## Short problem
Working from the material below, print the lines from the line holding "Type out the text in this image." through its final line, inclusive, exactly and with nothing else; pictures are excluded.
^^^^^^^^
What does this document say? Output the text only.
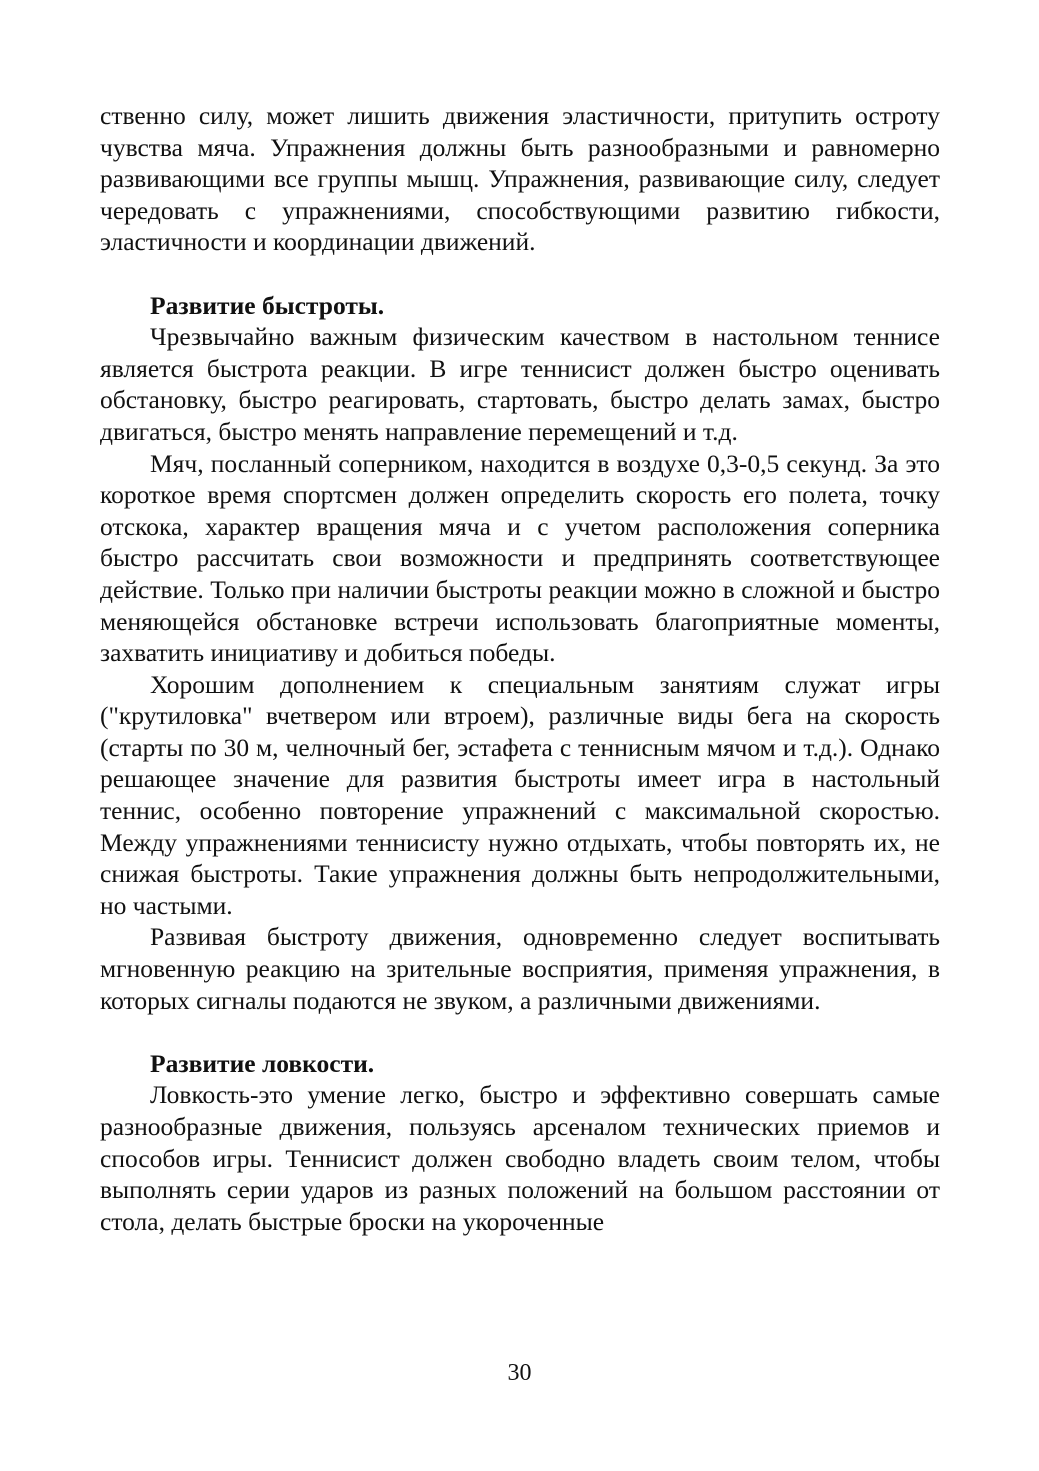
ственно силу, может лишить движения эластичности, притупить остроту чувства мяча. Упражнения должны быть разнообразными и равномерно развивающими все группы мышц. Упражнения, развивающие силу, следует чередовать с упражнениями, способствующими развитию гибкости, эластичности и координации движений.

Развитие быстроты.

Чрезвычайно важным физическим качеством в настольном теннисе является быстрота реакции. В игре теннисист должен быстро оценивать обстановку, быстро реагировать, стартовать, быстро делать замах, быстро двигаться, быстро менять направление перемещений и т.д.

Мяч, посланный соперником, находится в воздухе 0,3-0,5 секунд. За это короткое время спортсмен должен определить скорость его полета, точку отскока, характер вращения мяча и с учетом расположения соперника быстро рассчитать свои возможности и предпринять соответствующее действие. Только при наличии быстроты реакции можно в сложной и быстро меняющейся обстановке встречи использовать благоприятные моменты, захватить инициативу и добиться победы.

Хорошим дополнением к специальным занятиям служат игры ("крутиловка" вчетвером или втроем), различные виды бега на скорость (старты по 30 м, челночный бег, эстафета с теннисным мячом и т.д.). Однако решающее значение для развития быстроты имеет игра в настольный теннис, особенно повторение упражнений с максимальной скоростью. Между упражнениями теннисисту нужно отдыхать, чтобы повторять их, не снижая быстроты. Такие упражнения должны быть непродолжительными, но частыми.

Развивая быстроту движения, одновременно следует воспитывать мгновенную реакцию на зрительные восприятия, применяя упражнения, в которых сигналы подаются не звуком, а различными движениями.

Развитие ловкости.

Ловкость-это умение легко, быстро и эффективно совершать самые разнообразные движения, пользуясь арсеналом технических приемов и способов игры. Теннисист должен свободно владеть своим телом, чтобы выполнять серии ударов из разных положений на большом расстоянии от стола, делать быстрые броски на укороченные

30
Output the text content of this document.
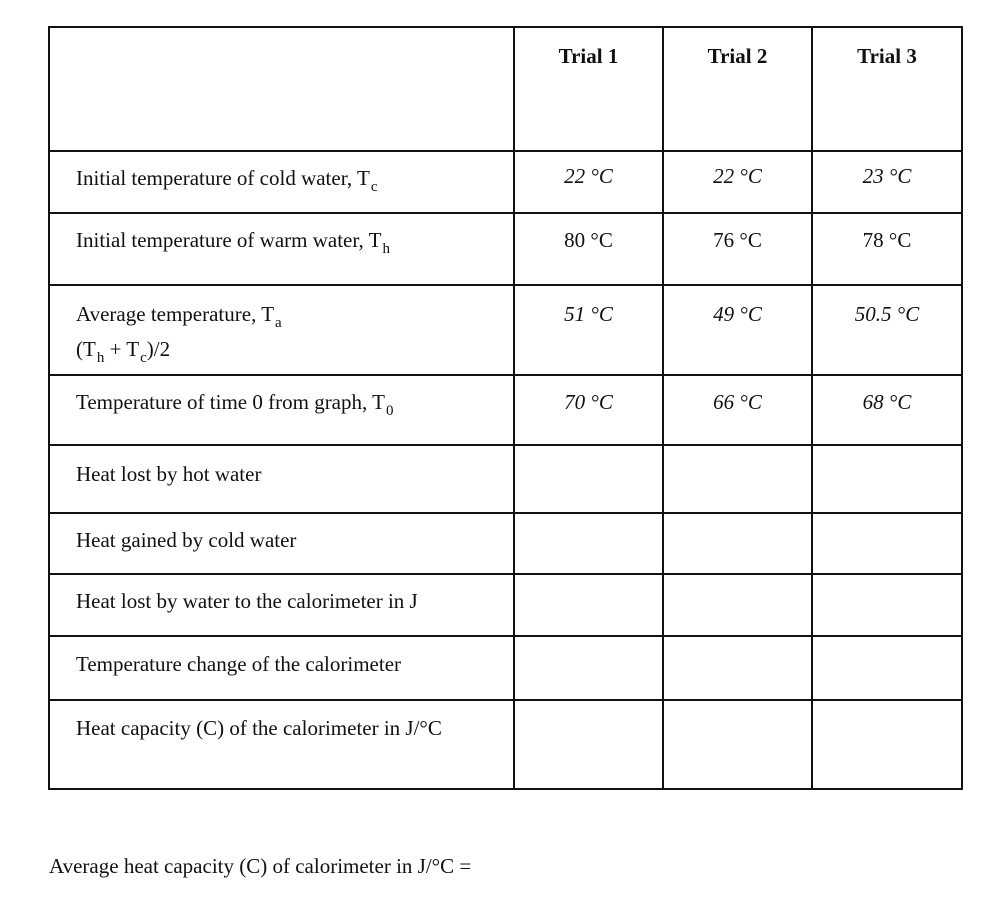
	Trial 1	Trial 2	Trial 3
Initial temperature of cold water, $T_c$	22 °C	22 °C	23 °C
Initial temperature of warm water, $T_h$	80 °C	76 °C	78 °C
Average temperature, $T_a$
$(T_h + T_c)/2$	51 °C	49 °C	50.5 °C
Temperature of time 0 from graph, $T_0$	70 °C	66 °C	68 °C
Heat lost by hot water			
Heat gained by cold water			
Heat lost by water to the calorimeter in J			
Temperature change of the calorimeter			
Heat capacity (C) of the calorimeter in J/°C			
Average heat capacity (C) of calorimeter in J/°C =
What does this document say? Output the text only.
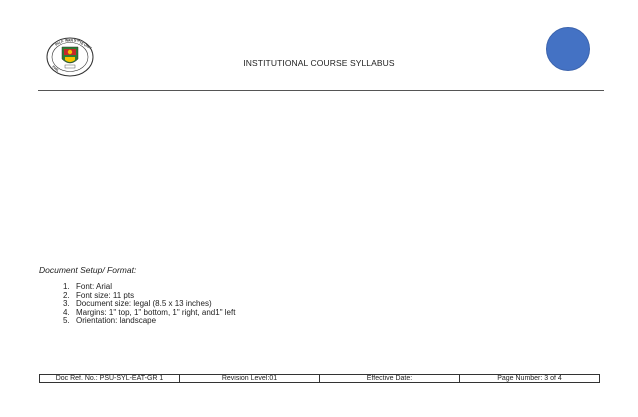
PALA WAN STA
TE UNIV
PHIL
INSTITUTIONAL COURSE SYLLABUS
Document Setup/ Format:
1. Font: Arial
2. Font size: 11 pts
3. Document size: legal (8.5 x 13 inches)
4. Margins: 1" top, 1" bottom, 1" right, and1" left
5. Orientation: landscape
Doc Ref. No.: PSU-SYL-EAT-GR 1	Revision Level:01	Effective Date:	Page Number: 3 of 4
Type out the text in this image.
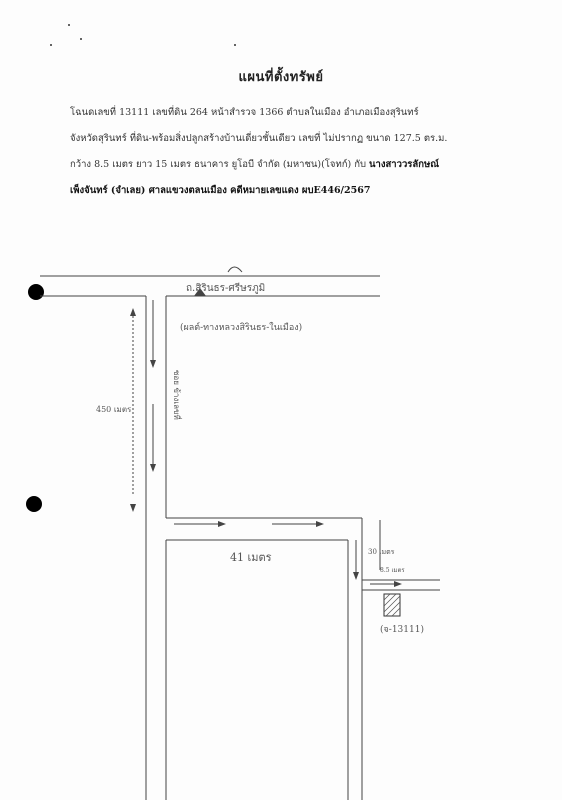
แผนที่ตั้งทรัพย์
โฉนดเลขที่ 13111 เลขที่ดิน 264 หน้าสำรวจ 1366 ตำบลในเมือง อำเภอเมืองสุรินทร์
จังหวัดสุรินทร์ ที่ดิน-พร้อมสิ่งปลูกสร้างบ้านเดี่ยวชั้นเดียว เลขที่ ไม่ปรากฏ ขนาด 127.5 ตร.ม.
กว้าง 8.5 เมตร ยาว 15 เมตร ธนาคาร ยูโอบี จำกัด (มหาชน)(โจทก์) กับ นางสาววรลักษณ์
เพ็งจันทร์ (จำเลย) ศาลแขวงตลนเมือง คดีหมายเลขแดง ผบE446/2567
ถ.สิรินธร-ศรีษรภูมิ
(ผลต์-ทางหลวงสิรินธร-ในเมือง)
450 เมตร	ซอย ข้างเลขที่
41 เมตร	30 เมตร
8.5 เมตร
(จ-13111)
^^^^^^^^
## Response below
Type out the text in this image.
แผนที่ตั้งทรัพย์
โฉนดเลขที่ 13111 เลขที่ดิน 264 หน้าสำรวจ 1366 ตำบลในเมือง อำเภอเมืองสุรินทร์
จังหวัดสุรินทร์ ที่ดิน-พร้อมสิ่งปลูกสร้างบ้านเดี่ยวชั้นเดียว เลขที่ ไม่ปรากฏ ขนาด 127.5 ตร.ม.
กว้าง 8.5 เมตร ยาว 15 เมตร ธนาคาร ยูโอบี จำกัด (มหาชน)(โจทก์) กับ นางสาววรลักษณ์
เพ็งจันทร์ (จำเลย) ศาลแขวงตลนเมือง คดีหมายเลขแดง ผบE446/2567
ถ.สิรินธร-ศรีษรภูมิ
(ผลต์-ทางหลวงสิรินธร-ในเมือง)
450 เมตร	ซอย ข้างเลขที่
41 เมตร	30 เมตร
8.5 เมตร
(จ-13111)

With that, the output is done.